• [ページ]:
↓↓↓

やりすぎて大失敗! テスト用ビール醗酵タンクの設計・導入

格好の良いことを言っても、三十数年もエンジニアとして開発・設計をしているといろいろな失敗をするもので、特に若い頃は失敗の連続でした。一度実験用のビールタンクを作った時にやってしまいました。ビールが作れないという致命的な失敗ではなかったのですが、「やり過ぎ」ということで無駄遣いになってしまったことがありました。

ビールに使うタンクの種類

ビールのタンクは工程ごとにいろいろな特徴や機能を持っています。仕込工程で造られた麦汁を酵母と共に入れてアルコール醗酵させるための醗酵タンク、醗酵したビール(若ビールという)を入れて低音で熟成させる貯酒タンク、低温熟成が終わったビールから酵母を取り除くために濾過をするのですが、そのときに使う濾過前タンクと濾過後タンク。そして最終的に缶や瓶などの容器に安定的に充填するために貯めておく瓶詰待ちタンク。他にも酵母用のタンクや、水タンク、冷媒タンクなど様々なタンクがあります。

このとき設計したのはのはテスト用ではありますがビールの醗酵タンクでした。

テスト用ビール醗酵タンクに求められること

大きくはないですが、きちんと醗酵できる機能をもたせるだけでなく、テスト用ということで様々なデータを計測できるようにセンサーを取り付けたものにして欲しいという要望がありました。
温度計、圧力計、濃度計その他いろいろなセンサーが候補に上がってきました。

超若手が設計するビール醗酵タンク

電気屋さんの私としてはセンサーの選定などはお手のものなのですが、ビールタンク自体を設計するのは初めてで大緊張です。初めてということでいろいろ調べました。既存のコマーシャルプラントのビールタンクの形状や材質、仕様、センシング機構など調べてはみましたが、生産用のタンクは必要最小限の機能しかないことがよくわかりました。

「これは一から設計するしかないな・・・」と思い込みビールタンク以外のタンクや反応器を調べてみました。最も参考にしたのが化学プラントです。さすがに防爆・耐圧の頑丈なタンクは必要ないですが、醗酵時に発生する炭酸ガスを考慮し、それなりの圧力に耐えられてデータ測定ができそうなタンクが化学プラントでした。当時はインターネットなどなく、化学プラントの写真や雑誌、化学工学便覧などの書籍などを参考にするくらいしかありませんでした。

↑↑↑

• [項目]:
↓↓↓

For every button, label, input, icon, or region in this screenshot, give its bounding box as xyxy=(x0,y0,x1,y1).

↑↑↑
↓↓↓

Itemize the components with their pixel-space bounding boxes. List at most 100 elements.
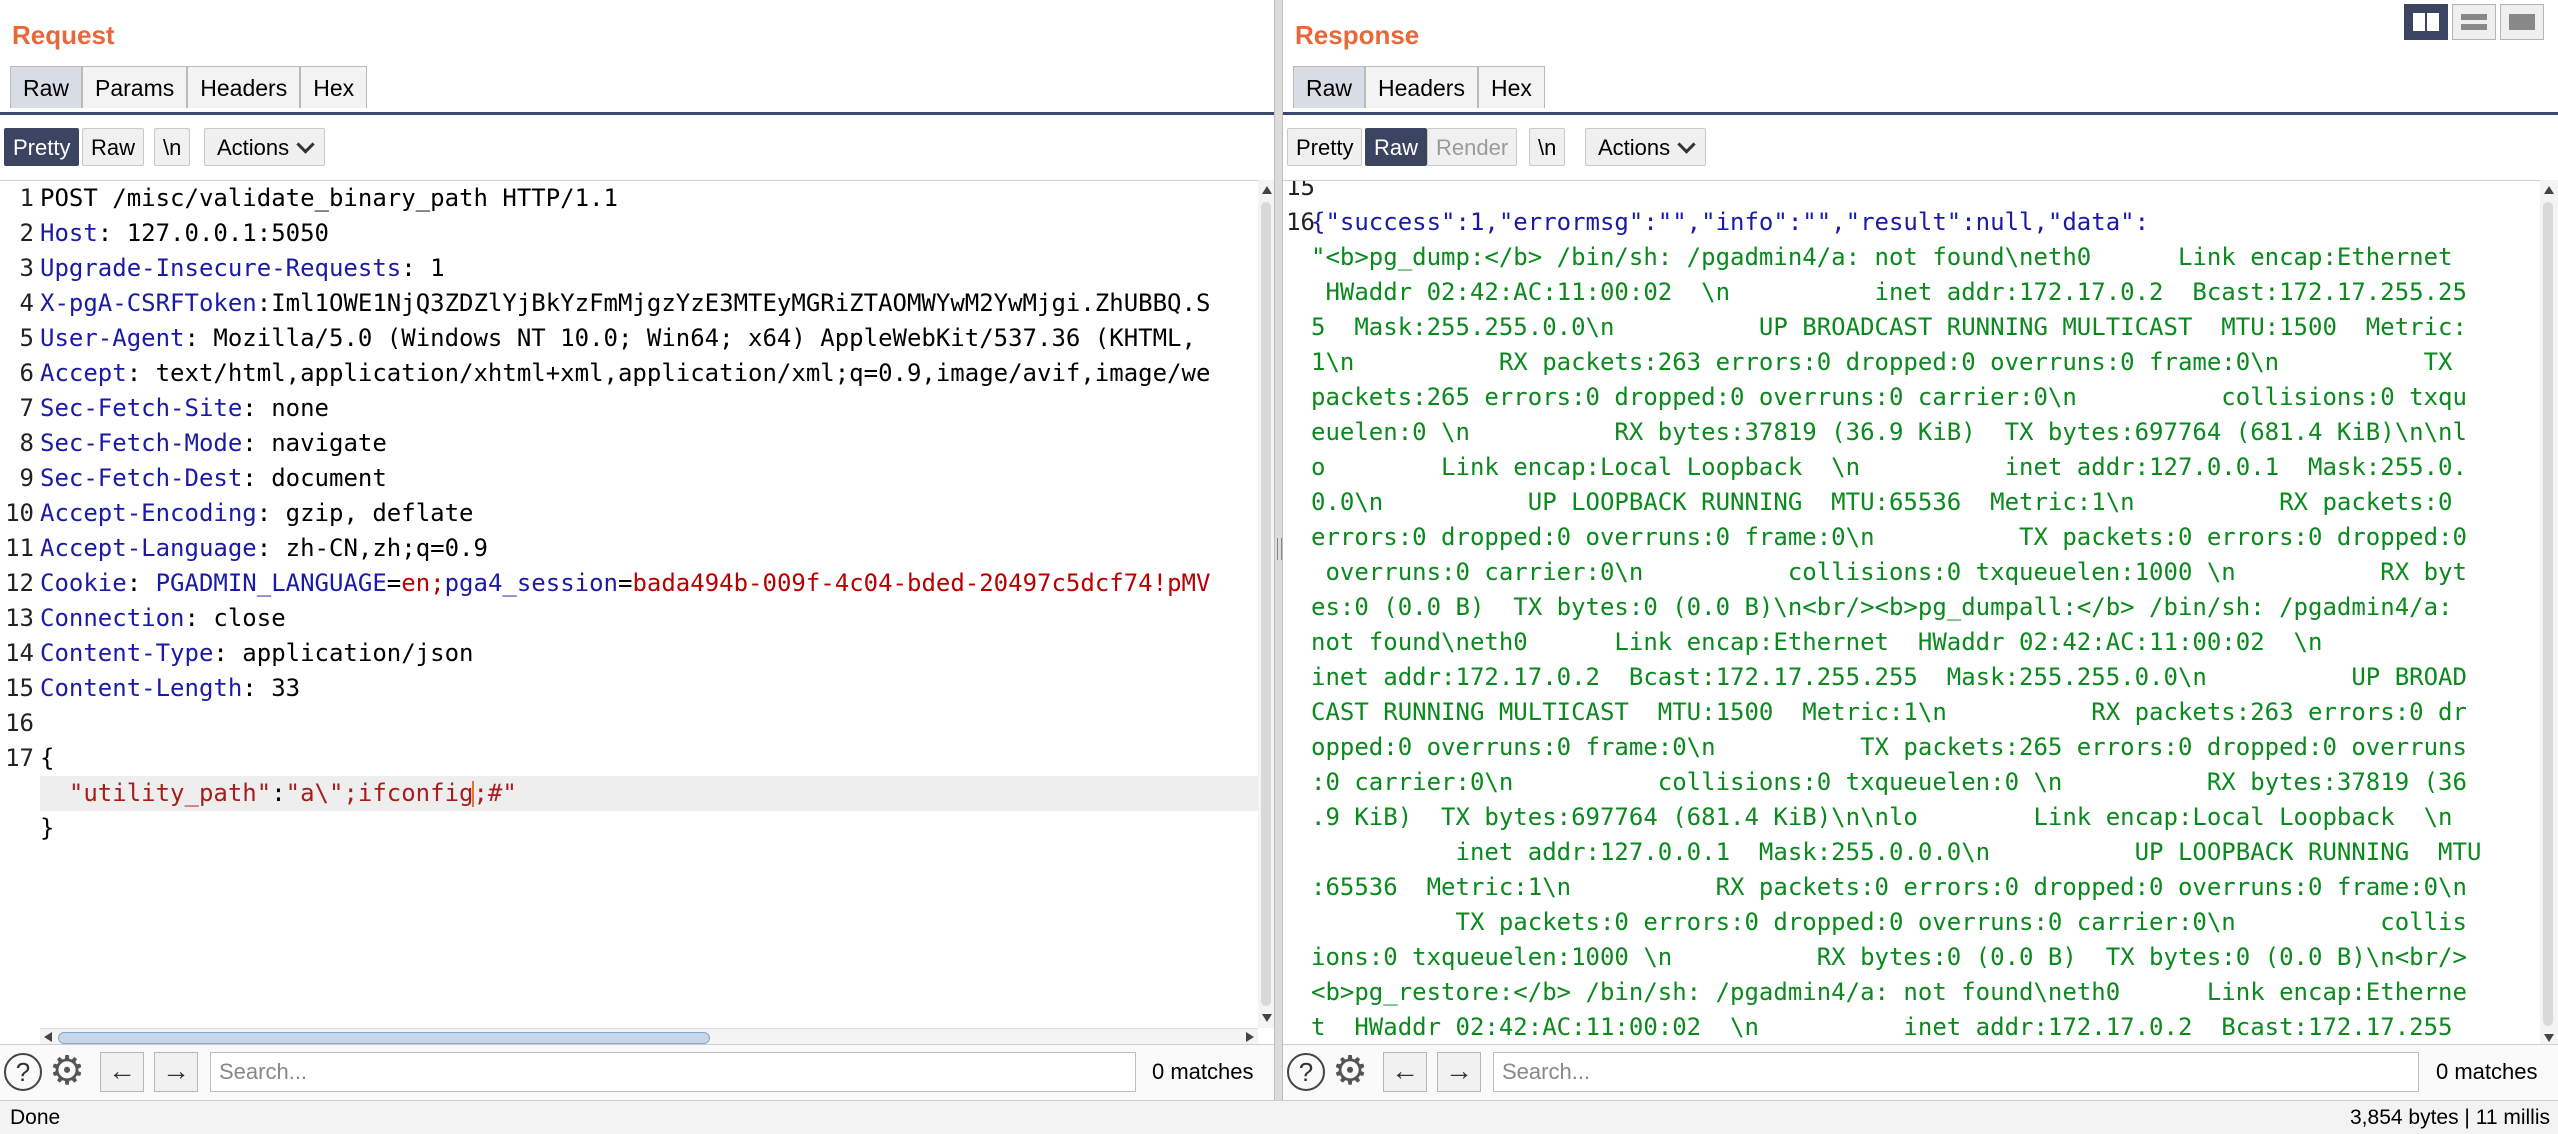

↑↑↑

• [解く問題]:
A: ページのうち、「ビールのタンクは工程ごとにい」から始まって「このとき設計したのはのはテスト用ではありますがビールの醗酵タンクでした。」までの部分を、一字も変えずに書き写してください。
B: ページを読んで、次の問いに答えてください。
(i) 醗酵したビールは、何と呼ばれていますか。
(ii) センサーの候補として、はっきり名前が出ているものは何ですか。
(iii) タンクを設計するときに、いちばん参考にしたのはどんなプラントですか。

• [答えの一覧]:
A:
ビールのタンクは工程ごとにいろいろな特徴や機能を持っています。仕込工程で造られた麦汁を酵母と共に入れてアルコール醗酵させるための醗酵タンク、醗酵したビール(若ビールという)を入れて低音で熟成させる貯酒タンク、低温熟成が終わったビールから酵母を取り除くために濾過をするのですが、そのときに使う濾過前タンクと濾過後タンク。そして最終的に缶や瓶などの容器に安定的に充填するために貯めておく瓶詰待ちタンク。他にも酵母用のタンクや、水タンク、冷媒タンクなど様々なタンクがあります。

このとき設計したのはのはテスト用ではありますがビールの醗酵タンクでした。

B:
(i) 若ビール
(ii) 温度計、圧力計、濃度計
(iii) 化学プラント